**SET EXERCISE**. Copy the lines below as they are; omit the images they contain.

**SUPPLIED INFORMATION**.
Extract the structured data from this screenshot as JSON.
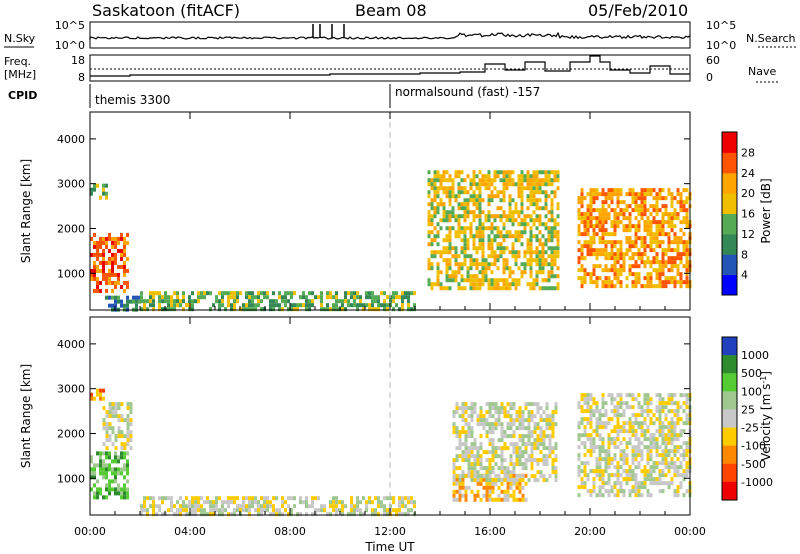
{
  "header": {
    "station": "Saskatoon (fitACF)",
    "beam": "Beam 08",
    "date": "05/Feb/2010"
  },
  "noise_panel": {
    "left_label": "N.Sky",
    "left_ticks": [
      "10^5",
      "10^0"
    ],
    "right_ticks": [
      "10^5",
      "10^0"
    ],
    "right_label": "N.Search"
  },
  "freq_panel": {
    "left_label_1": "Freq.",
    "left_label_2": "[MHz]",
    "left_ticks": [
      "18",
      "8"
    ],
    "right_ticks": [
      "60",
      "0"
    ],
    "right_label": "Nave"
  },
  "cpid": {
    "label": "CPID",
    "program_1": "themis 3300",
    "program_2": "normalsound (fast) -157"
  },
  "chart_data": [
    {
      "type": "heatmap",
      "title": "",
      "xlabel": "Time UT",
      "ylabel": "Slant Range [km]",
      "x_ticks": [
        "00:00",
        "04:00",
        "08:00",
        "12:00",
        "16:00",
        "20:00",
        "00:00"
      ],
      "y_ticks": [
        "1000",
        "2000",
        "3000",
        "4000"
      ],
      "ylim": [
        180,
        4600
      ],
      "colorbar": {
        "label": "Power [dB]",
        "ticks": [
          "4",
          "8",
          "12",
          "16",
          "20",
          "24",
          "28"
        ],
        "colors": [
          "#0000ff",
          "#2255b5",
          "#338855",
          "#55aa55",
          "#f0c000",
          "#ffa500",
          "#ff5500",
          "#ee0000"
        ]
      },
      "echo_regions": [
        {
          "t": [
            0.0,
            1.5
          ],
          "range": [
            600,
            1900
          ],
          "power_db": 24
        },
        {
          "t": [
            0.0,
            0.7
          ],
          "range": [
            2700,
            3000
          ],
          "power_db": 12
        },
        {
          "t": [
            0.6,
            2.0
          ],
          "range": [
            180,
            500
          ],
          "power_db": 8
        },
        {
          "t": [
            2.0,
            13.0
          ],
          "range": [
            180,
            600
          ],
          "power_db": 12
        },
        {
          "t": [
            13.5,
            18.7
          ],
          "range": [
            700,
            3300
          ],
          "power_db": 16
        },
        {
          "t": [
            19.5,
            24.0
          ],
          "range": [
            700,
            2900
          ],
          "power_db": 20
        }
      ]
    },
    {
      "type": "heatmap",
      "title": "",
      "xlabel": "Time UT",
      "ylabel": "Slant Range [km]",
      "x_ticks": [
        "00:00",
        "04:00",
        "08:00",
        "12:00",
        "16:00",
        "20:00",
        "00:00"
      ],
      "y_ticks": [
        "1000",
        "2000",
        "3000",
        "4000"
      ],
      "ylim": [
        180,
        4600
      ],
      "colorbar": {
        "label": "Velocity [m s^-1]",
        "ticks": [
          "1000",
          "500",
          "100",
          "25",
          "-25",
          "-100",
          "-500",
          "-1000"
        ],
        "colors": [
          "#2040c0",
          "#2e8b2e",
          "#55cc33",
          "#a0c890",
          "#c8c8c8",
          "#ffcc00",
          "#ff8800",
          "#ff4400",
          "#ee0000"
        ]
      },
      "echo_regions": [
        {
          "t": [
            0.0,
            1.5
          ],
          "range": [
            600,
            1600
          ],
          "velocity": 100
        },
        {
          "t": [
            0.0,
            0.6
          ],
          "range": [
            2800,
            3000
          ],
          "velocity": -500
        },
        {
          "t": [
            0.5,
            1.6
          ],
          "range": [
            1700,
            2700
          ],
          "velocity": 0
        },
        {
          "t": [
            2.0,
            13.0
          ],
          "range": [
            180,
            600
          ],
          "velocity": -25
        },
        {
          "t": [
            14.5,
            17.5
          ],
          "range": [
            500,
            1100
          ],
          "velocity": -100
        },
        {
          "t": [
            14.5,
            18.7
          ],
          "range": [
            1000,
            2700
          ],
          "velocity": 0
        },
        {
          "t": [
            19.5,
            24.0
          ],
          "range": [
            600,
            2900
          ],
          "velocity": 0
        }
      ]
    }
  ]
}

**EXERCISE RESULT**.
Extract the structured data from this screenshot as JSON.
{
  "header": {
    "station": "Saskatoon (fitACF)",
    "beam": "Beam 08",
    "date": "05/Feb/2010"
  },
  "noise_panel": {
    "left_label": "N.Sky",
    "left_ticks": [
      "10^5",
      "10^0"
    ],
    "right_ticks": [
      "10^5",
      "10^0"
    ],
    "right_label": "N.Search"
  },
  "freq_panel": {
    "left_label_1": "Freq.",
    "left_label_2": "[MHz]",
    "left_ticks": [
      "18",
      "8"
    ],
    "right_ticks": [
      "60",
      "0"
    ],
    "right_label": "Nave"
  },
  "cpid": {
    "label": "CPID",
    "program_1": "themis 3300",
    "program_2": "normalsound (fast) -157"
  },
  "chart_data": [
    {
      "type": "heatmap",
      "title": "",
      "xlabel": "Time UT",
      "ylabel": "Slant Range [km]",
      "x_ticks": [
        "00:00",
        "04:00",
        "08:00",
        "12:00",
        "16:00",
        "20:00",
        "00:00"
      ],
      "y_ticks": [
        "1000",
        "2000",
        "3000",
        "4000"
      ],
      "ylim": [
        180,
        4600
      ],
      "colorbar": {
        "label": "Power [dB]",
        "ticks": [
          "4",
          "8",
          "12",
          "16",
          "20",
          "24",
          "28"
        ],
        "colors": [
          "#0000ff",
          "#2255b5",
          "#338855",
          "#55aa55",
          "#f0c000",
          "#ffa500",
          "#ff5500",
          "#ee0000"
        ]
      },
      "echo_regions": [
        {
          "t": [
            0.0,
            1.5
          ],
          "range": [
            600,
            1900
          ],
          "power_db": 24
        },
        {
          "t": [
            0.0,
            0.7
          ],
          "range": [
            2700,
            3000
          ],
          "power_db": 12
        },
        {
          "t": [
            0.6,
            2.0
          ],
          "range": [
            180,
            500
          ],
          "power_db": 8
        },
        {
          "t": [
            2.0,
            13.0
          ],
          "range": [
            180,
            600
          ],
          "power_db": 12
        },
        {
          "t": [
            13.5,
            18.7
          ],
          "range": [
            700,
            3300
          ],
          "power_db": 16
        },
        {
          "t": [
            19.5,
            24.0
          ],
          "range": [
            700,
            2900
          ],
          "power_db": 20
        }
      ]
    },
    {
      "type": "heatmap",
      "title": "",
      "xlabel": "Time UT",
      "ylabel": "Slant Range [km]",
      "x_ticks": [
        "00:00",
        "04:00",
        "08:00",
        "12:00",
        "16:00",
        "20:00",
        "00:00"
      ],
      "y_ticks": [
        "1000",
        "2000",
        "3000",
        "4000"
      ],
      "ylim": [
        180,
        4600
      ],
      "colorbar": {
        "label": "Velocity [m s^-1]",
        "ticks": [
          "1000",
          "500",
          "100",
          "25",
          "-25",
          "-100",
          "-500",
          "-1000"
        ],
        "colors": [
          "#2040c0",
          "#2e8b2e",
          "#55cc33",
          "#a0c890",
          "#c8c8c8",
          "#ffcc00",
          "#ff8800",
          "#ff4400",
          "#ee0000"
        ]
      },
      "echo_regions": [
        {
          "t": [
            0.0,
            1.5
          ],
          "range": [
            600,
            1600
          ],
          "velocity": 100
        },
        {
          "t": [
            0.0,
            0.6
          ],
          "range": [
            2800,
            3000
          ],
          "velocity": -500
        },
        {
          "t": [
            0.5,
            1.6
          ],
          "range": [
            1700,
            2700
          ],
          "velocity": 0
        },
        {
          "t": [
            2.0,
            13.0
          ],
          "range": [
            180,
            600
          ],
          "velocity": -25
        },
        {
          "t": [
            14.5,
            17.5
          ],
          "range": [
            500,
            1100
          ],
          "velocity": -100
        },
        {
          "t": [
            14.5,
            18.7
          ],
          "range": [
            1000,
            2700
          ],
          "velocity": 0
        },
        {
          "t": [
            19.5,
            24.0
          ],
          "range": [
            600,
            2900
          ],
          "velocity": 0
        }
      ]
    }
  ]
}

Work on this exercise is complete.